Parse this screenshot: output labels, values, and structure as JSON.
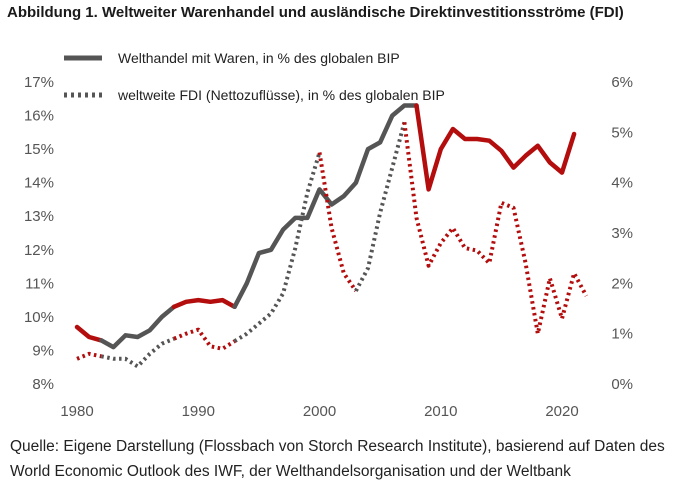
{
  "title": "Abbildung 1. Weltweiter Warenhandel und ausländische Direktinvestitionsströme (FDI)",
  "source_line1": "Quelle: Eigene Darstellung (Flossbach von Storch Research Institute), basierend auf Daten des",
  "source_line2": "World Economic Outlook des IWF, der Welthandelsorganisation und der Weltbank",
  "colors": {
    "gray": "#555555",
    "red": "#b30d0d",
    "axis_text": "#555555"
  },
  "chart_data": {
    "type": "line",
    "x_ticks": [
      "1980",
      "1990",
      "2000",
      "2010",
      "2020"
    ],
    "y_left_ticks": [
      "8%",
      "9%",
      "10%",
      "11%",
      "12%",
      "13%",
      "14%",
      "15%",
      "16%",
      "17%"
    ],
    "y_right_ticks": [
      "0%",
      "1%",
      "2%",
      "3%",
      "4%",
      "5%",
      "6%"
    ],
    "ylim_left": [
      8,
      17
    ],
    "ylim_right": [
      0,
      6
    ],
    "xlim": [
      1980,
      2022
    ],
    "legend": [
      {
        "label": "Welthandel mit Waren, in % des globalen BIP",
        "style": "solid"
      },
      {
        "label": "weltweite FDI (Nettozuflüsse), in % des globalen BIP",
        "style": "dotted"
      }
    ],
    "series": [
      {
        "name": "Welthandel mit Waren, in % des globalen BIP",
        "axis": "left",
        "style": "solid",
        "x": [
          1980,
          1981,
          1982,
          1983,
          1984,
          1985,
          1986,
          1987,
          1988,
          1989,
          1990,
          1991,
          1992,
          1993,
          1994,
          1995,
          1996,
          1997,
          1998,
          1999,
          2000,
          2001,
          2002,
          2003,
          2004,
          2005,
          2006,
          2007,
          2008,
          2009,
          2010,
          2011,
          2012,
          2013,
          2014,
          2015,
          2016,
          2017,
          2018,
          2019,
          2020,
          2021
        ],
        "y": [
          9.7,
          9.4,
          9.3,
          9.1,
          9.45,
          9.4,
          9.6,
          10.0,
          10.3,
          10.45,
          10.5,
          10.45,
          10.5,
          10.3,
          11.0,
          11.9,
          12.0,
          12.6,
          12.95,
          12.95,
          13.8,
          13.35,
          13.6,
          14.0,
          15.0,
          15.2,
          16.0,
          16.3,
          16.3,
          13.8,
          15.0,
          15.6,
          15.3,
          15.3,
          15.25,
          14.95,
          14.45,
          14.8,
          15.1,
          14.6,
          14.3,
          15.45
        ],
        "segments": [
          {
            "from": 1980,
            "to": 1982,
            "color": "red"
          },
          {
            "from": 1982,
            "to": 1988,
            "color": "gray"
          },
          {
            "from": 1988,
            "to": 1993,
            "color": "red"
          },
          {
            "from": 1993,
            "to": 2008,
            "color": "gray"
          },
          {
            "from": 2008,
            "to": 2021,
            "color": "red"
          }
        ]
      },
      {
        "name": "weltweite FDI (Nettozuflüsse), in % des globalen BIP",
        "axis": "right",
        "style": "dotted",
        "x": [
          1980,
          1981,
          1982,
          1983,
          1984,
          1985,
          1986,
          1987,
          1988,
          1989,
          1990,
          1991,
          1992,
          1993,
          1994,
          1995,
          1996,
          1997,
          1998,
          1999,
          2000,
          2001,
          2002,
          2003,
          2004,
          2005,
          2006,
          2007,
          2008,
          2009,
          2010,
          2011,
          2012,
          2013,
          2014,
          2015,
          2016,
          2017,
          2018,
          2019,
          2020,
          2021,
          2022
        ],
        "y": [
          0.5,
          0.6,
          0.55,
          0.5,
          0.5,
          0.35,
          0.6,
          0.8,
          0.9,
          1.0,
          1.08,
          0.75,
          0.7,
          0.85,
          1.0,
          1.2,
          1.4,
          1.8,
          2.7,
          3.8,
          4.6,
          3.1,
          2.2,
          1.85,
          2.3,
          3.4,
          4.3,
          5.2,
          3.3,
          2.35,
          2.8,
          3.1,
          2.7,
          2.65,
          2.4,
          3.6,
          3.5,
          2.4,
          1.0,
          2.1,
          1.3,
          2.2,
          1.75
        ],
        "segments": [
          {
            "from": 1980,
            "to": 1982,
            "color": "red"
          },
          {
            "from": 1982,
            "to": 1988,
            "color": "gray"
          },
          {
            "from": 1988,
            "to": 1993,
            "color": "red"
          },
          {
            "from": 1993,
            "to": 2000,
            "color": "gray"
          },
          {
            "from": 2000,
            "to": 2003,
            "color": "red"
          },
          {
            "from": 2003,
            "to": 2007,
            "color": "gray"
          },
          {
            "from": 2007,
            "to": 2022,
            "color": "red"
          }
        ]
      }
    ]
  }
}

◆ SET EXERCISE ◆
Repeat the material above verbatim, with no pictures in the output.

◆ WRITTEN SOLUTION ◆
Parse this screenshot: output labels, values, and structure as JSON.
{
  "title": "Abbildung 1. Weltweiter Warenhandel und ausländische Direktinvestitionsströme (FDI)",
  "source_line1": "Quelle: Eigene Darstellung (Flossbach von Storch Research Institute), basierend auf Daten des",
  "source_line2": "World Economic Outlook des IWF, der Welthandelsorganisation und der Weltbank",
  "colors": {
    "gray": "#555555",
    "red": "#b30d0d",
    "axis_text": "#555555"
  },
  "chart_data": {
    "type": "line",
    "x_ticks": [
      "1980",
      "1990",
      "2000",
      "2010",
      "2020"
    ],
    "y_left_ticks": [
      "8%",
      "9%",
      "10%",
      "11%",
      "12%",
      "13%",
      "14%",
      "15%",
      "16%",
      "17%"
    ],
    "y_right_ticks": [
      "0%",
      "1%",
      "2%",
      "3%",
      "4%",
      "5%",
      "6%"
    ],
    "ylim_left": [
      8,
      17
    ],
    "ylim_right": [
      0,
      6
    ],
    "xlim": [
      1980,
      2022
    ],
    "legend": [
      {
        "label": "Welthandel mit Waren, in % des globalen BIP",
        "style": "solid"
      },
      {
        "label": "weltweite FDI (Nettozuflüsse), in % des globalen BIP",
        "style": "dotted"
      }
    ],
    "series": [
      {
        "name": "Welthandel mit Waren, in % des globalen BIP",
        "axis": "left",
        "style": "solid",
        "x": [
          1980,
          1981,
          1982,
          1983,
          1984,
          1985,
          1986,
          1987,
          1988,
          1989,
          1990,
          1991,
          1992,
          1993,
          1994,
          1995,
          1996,
          1997,
          1998,
          1999,
          2000,
          2001,
          2002,
          2003,
          2004,
          2005,
          2006,
          2007,
          2008,
          2009,
          2010,
          2011,
          2012,
          2013,
          2014,
          2015,
          2016,
          2017,
          2018,
          2019,
          2020,
          2021
        ],
        "y": [
          9.7,
          9.4,
          9.3,
          9.1,
          9.45,
          9.4,
          9.6,
          10.0,
          10.3,
          10.45,
          10.5,
          10.45,
          10.5,
          10.3,
          11.0,
          11.9,
          12.0,
          12.6,
          12.95,
          12.95,
          13.8,
          13.35,
          13.6,
          14.0,
          15.0,
          15.2,
          16.0,
          16.3,
          16.3,
          13.8,
          15.0,
          15.6,
          15.3,
          15.3,
          15.25,
          14.95,
          14.45,
          14.8,
          15.1,
          14.6,
          14.3,
          15.45
        ],
        "segments": [
          {
            "from": 1980,
            "to": 1982,
            "color": "red"
          },
          {
            "from": 1982,
            "to": 1988,
            "color": "gray"
          },
          {
            "from": 1988,
            "to": 1993,
            "color": "red"
          },
          {
            "from": 1993,
            "to": 2008,
            "color": "gray"
          },
          {
            "from": 2008,
            "to": 2021,
            "color": "red"
          }
        ]
      },
      {
        "name": "weltweite FDI (Nettozuflüsse), in % des globalen BIP",
        "axis": "right",
        "style": "dotted",
        "x": [
          1980,
          1981,
          1982,
          1983,
          1984,
          1985,
          1986,
          1987,
          1988,
          1989,
          1990,
          1991,
          1992,
          1993,
          1994,
          1995,
          1996,
          1997,
          1998,
          1999,
          2000,
          2001,
          2002,
          2003,
          2004,
          2005,
          2006,
          2007,
          2008,
          2009,
          2010,
          2011,
          2012,
          2013,
          2014,
          2015,
          2016,
          2017,
          2018,
          2019,
          2020,
          2021,
          2022
        ],
        "y": [
          0.5,
          0.6,
          0.55,
          0.5,
          0.5,
          0.35,
          0.6,
          0.8,
          0.9,
          1.0,
          1.08,
          0.75,
          0.7,
          0.85,
          1.0,
          1.2,
          1.4,
          1.8,
          2.7,
          3.8,
          4.6,
          3.1,
          2.2,
          1.85,
          2.3,
          3.4,
          4.3,
          5.2,
          3.3,
          2.35,
          2.8,
          3.1,
          2.7,
          2.65,
          2.4,
          3.6,
          3.5,
          2.4,
          1.0,
          2.1,
          1.3,
          2.2,
          1.75
        ],
        "segments": [
          {
            "from": 1980,
            "to": 1982,
            "color": "red"
          },
          {
            "from": 1982,
            "to": 1988,
            "color": "gray"
          },
          {
            "from": 1988,
            "to": 1993,
            "color": "red"
          },
          {
            "from": 1993,
            "to": 2000,
            "color": "gray"
          },
          {
            "from": 2000,
            "to": 2003,
            "color": "red"
          },
          {
            "from": 2003,
            "to": 2007,
            "color": "gray"
          },
          {
            "from": 2007,
            "to": 2022,
            "color": "red"
          }
        ]
      }
    ]
  }
}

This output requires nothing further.